■ MATERIAL PROVIDED:

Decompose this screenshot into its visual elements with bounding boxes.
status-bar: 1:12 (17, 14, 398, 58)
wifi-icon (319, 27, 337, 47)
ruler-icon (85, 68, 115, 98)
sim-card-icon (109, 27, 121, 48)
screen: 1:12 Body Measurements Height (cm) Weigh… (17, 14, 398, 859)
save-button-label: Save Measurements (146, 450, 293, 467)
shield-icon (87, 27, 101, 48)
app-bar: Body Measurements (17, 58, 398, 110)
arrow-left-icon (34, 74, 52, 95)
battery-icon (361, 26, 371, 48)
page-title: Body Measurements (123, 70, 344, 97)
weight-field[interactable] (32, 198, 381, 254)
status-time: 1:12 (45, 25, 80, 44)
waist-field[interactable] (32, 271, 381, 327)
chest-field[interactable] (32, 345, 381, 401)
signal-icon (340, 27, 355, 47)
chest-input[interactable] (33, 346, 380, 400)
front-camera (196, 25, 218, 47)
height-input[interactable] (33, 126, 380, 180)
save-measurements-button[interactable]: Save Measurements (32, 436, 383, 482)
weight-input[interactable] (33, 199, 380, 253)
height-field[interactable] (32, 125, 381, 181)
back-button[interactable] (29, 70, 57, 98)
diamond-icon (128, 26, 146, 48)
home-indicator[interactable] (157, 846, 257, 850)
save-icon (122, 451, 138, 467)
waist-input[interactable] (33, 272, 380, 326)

■ TASK DETAILS: Collect every line of the listing above that contains the string "waist".

■ TASK OUTPUT:
waist-field[interactable] (32, 271, 381, 327)
waist-input[interactable] (33, 272, 380, 326)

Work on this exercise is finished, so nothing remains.